#### Source data
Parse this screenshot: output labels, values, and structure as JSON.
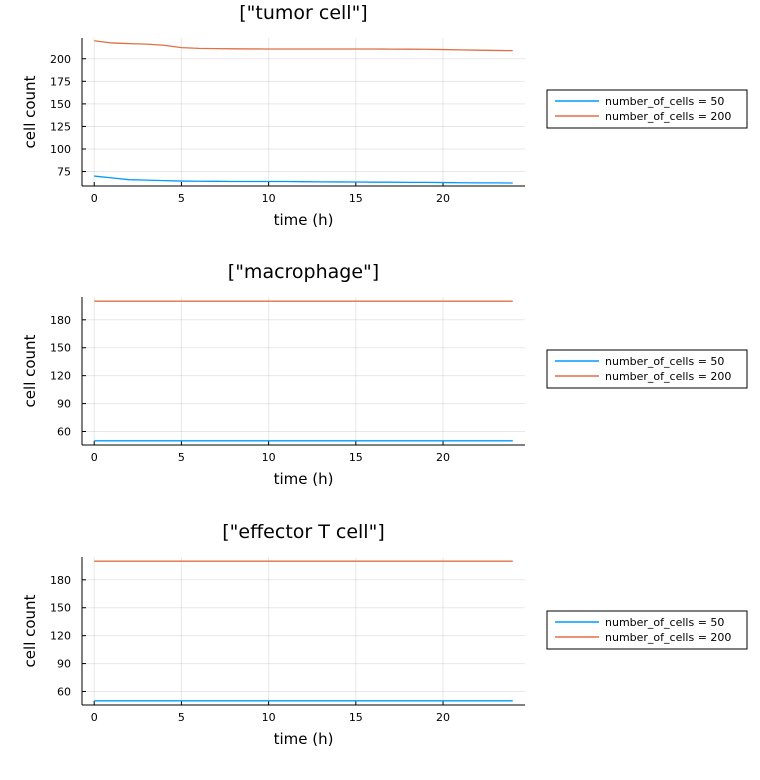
{
  "chart_data": [
    {
      "type": "line",
      "title": "[\"tumor cell\"]",
      "xlabel": "time (h)",
      "ylabel": "cell count",
      "xlim": [
        -0.7,
        24.7
      ],
      "ylim": [
        59,
        223
      ],
      "xticks": [
        0,
        5,
        10,
        15,
        20
      ],
      "yticks": [
        75,
        100,
        125,
        150,
        175,
        200
      ],
      "grid": true,
      "legend_position": "outer-right",
      "series": [
        {
          "name": "number_of_cells = 50",
          "color": "#009af9",
          "x": [
            0,
            1,
            2,
            3,
            4,
            5,
            6,
            7,
            8,
            9,
            10,
            11,
            12,
            13,
            14,
            15,
            16,
            17,
            18,
            19,
            20,
            21,
            22,
            23,
            24
          ],
          "y": [
            70,
            68,
            66,
            65.5,
            65,
            64.5,
            64.3,
            64.2,
            64,
            64,
            64,
            64,
            63.8,
            63.6,
            63.5,
            63.4,
            63.2,
            63.2,
            63,
            63,
            62.8,
            62.6,
            62.5,
            62.5,
            62.3
          ]
        },
        {
          "name": "number_of_cells = 200",
          "color": "#e26f46",
          "x": [
            0,
            1,
            2,
            3,
            4,
            5,
            6,
            7,
            8,
            9,
            10,
            11,
            12,
            13,
            14,
            15,
            16,
            17,
            18,
            19,
            20,
            21,
            22,
            23,
            24
          ],
          "y": [
            220,
            217.5,
            216.8,
            216.2,
            215,
            212.3,
            211.5,
            211.2,
            211,
            210.9,
            210.8,
            210.8,
            210.8,
            210.8,
            210.8,
            210.8,
            210.8,
            210.7,
            210.6,
            210.5,
            210.2,
            209.8,
            209.5,
            209.2,
            209
          ]
        }
      ]
    },
    {
      "type": "line",
      "title": "[\"macrophage\"]",
      "xlabel": "time (h)",
      "ylabel": "cell count",
      "xlim": [
        -0.7,
        24.7
      ],
      "ylim": [
        45.5,
        204.5
      ],
      "xticks": [
        0,
        5,
        10,
        15,
        20
      ],
      "yticks": [
        60,
        90,
        120,
        150,
        180
      ],
      "grid": true,
      "legend_position": "outer-right",
      "series": [
        {
          "name": "number_of_cells = 50",
          "color": "#009af9",
          "x": [
            0,
            24
          ],
          "y": [
            50,
            50
          ]
        },
        {
          "name": "number_of_cells = 200",
          "color": "#e26f46",
          "x": [
            0,
            24
          ],
          "y": [
            200,
            200
          ]
        }
      ]
    },
    {
      "type": "line",
      "title": "[\"effector T cell\"]",
      "xlabel": "time (h)",
      "ylabel": "cell count",
      "xlim": [
        -0.7,
        24.7
      ],
      "ylim": [
        45.5,
        204.5
      ],
      "xticks": [
        0,
        5,
        10,
        15,
        20
      ],
      "yticks": [
        60,
        90,
        120,
        150,
        180
      ],
      "grid": true,
      "legend_position": "outer-right",
      "series": [
        {
          "name": "number_of_cells = 50",
          "color": "#009af9",
          "x": [
            0,
            24
          ],
          "y": [
            50,
            50
          ]
        },
        {
          "name": "number_of_cells = 200",
          "color": "#e26f46",
          "x": [
            0,
            24
          ],
          "y": [
            200,
            200
          ]
        }
      ]
    }
  ]
}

#### Your task
Keep the pictures out of the copy and return the rest of the data above exactly.

#### Output below
Parse this screenshot: output labels, values, and structure as JSON.
{
  "chart_data": [
    {
      "type": "line",
      "title": "[\"tumor cell\"]",
      "xlabel": "time (h)",
      "ylabel": "cell count",
      "xlim": [
        -0.7,
        24.7
      ],
      "ylim": [
        59,
        223
      ],
      "xticks": [
        0,
        5,
        10,
        15,
        20
      ],
      "yticks": [
        75,
        100,
        125,
        150,
        175,
        200
      ],
      "grid": true,
      "legend_position": "outer-right",
      "series": [
        {
          "name": "number_of_cells = 50",
          "color": "#009af9",
          "x": [
            0,
            1,
            2,
            3,
            4,
            5,
            6,
            7,
            8,
            9,
            10,
            11,
            12,
            13,
            14,
            15,
            16,
            17,
            18,
            19,
            20,
            21,
            22,
            23,
            24
          ],
          "y": [
            70,
            68,
            66,
            65.5,
            65,
            64.5,
            64.3,
            64.2,
            64,
            64,
            64,
            64,
            63.8,
            63.6,
            63.5,
            63.4,
            63.2,
            63.2,
            63,
            63,
            62.8,
            62.6,
            62.5,
            62.5,
            62.3
          ]
        },
        {
          "name": "number_of_cells = 200",
          "color": "#e26f46",
          "x": [
            0,
            1,
            2,
            3,
            4,
            5,
            6,
            7,
            8,
            9,
            10,
            11,
            12,
            13,
            14,
            15,
            16,
            17,
            18,
            19,
            20,
            21,
            22,
            23,
            24
          ],
          "y": [
            220,
            217.5,
            216.8,
            216.2,
            215,
            212.3,
            211.5,
            211.2,
            211,
            210.9,
            210.8,
            210.8,
            210.8,
            210.8,
            210.8,
            210.8,
            210.8,
            210.7,
            210.6,
            210.5,
            210.2,
            209.8,
            209.5,
            209.2,
            209
          ]
        }
      ]
    },
    {
      "type": "line",
      "title": "[\"macrophage\"]",
      "xlabel": "time (h)",
      "ylabel": "cell count",
      "xlim": [
        -0.7,
        24.7
      ],
      "ylim": [
        45.5,
        204.5
      ],
      "xticks": [
        0,
        5,
        10,
        15,
        20
      ],
      "yticks": [
        60,
        90,
        120,
        150,
        180
      ],
      "grid": true,
      "legend_position": "outer-right",
      "series": [
        {
          "name": "number_of_cells = 50",
          "color": "#009af9",
          "x": [
            0,
            24
          ],
          "y": [
            50,
            50
          ]
        },
        {
          "name": "number_of_cells = 200",
          "color": "#e26f46",
          "x": [
            0,
            24
          ],
          "y": [
            200,
            200
          ]
        }
      ]
    },
    {
      "type": "line",
      "title": "[\"effector T cell\"]",
      "xlabel": "time (h)",
      "ylabel": "cell count",
      "xlim": [
        -0.7,
        24.7
      ],
      "ylim": [
        45.5,
        204.5
      ],
      "xticks": [
        0,
        5,
        10,
        15,
        20
      ],
      "yticks": [
        60,
        90,
        120,
        150,
        180
      ],
      "grid": true,
      "legend_position": "outer-right",
      "series": [
        {
          "name": "number_of_cells = 50",
          "color": "#009af9",
          "x": [
            0,
            24
          ],
          "y": [
            50,
            50
          ]
        },
        {
          "name": "number_of_cells = 200",
          "color": "#e26f46",
          "x": [
            0,
            24
          ],
          "y": [
            200,
            200
          ]
        }
      ]
    }
  ]
}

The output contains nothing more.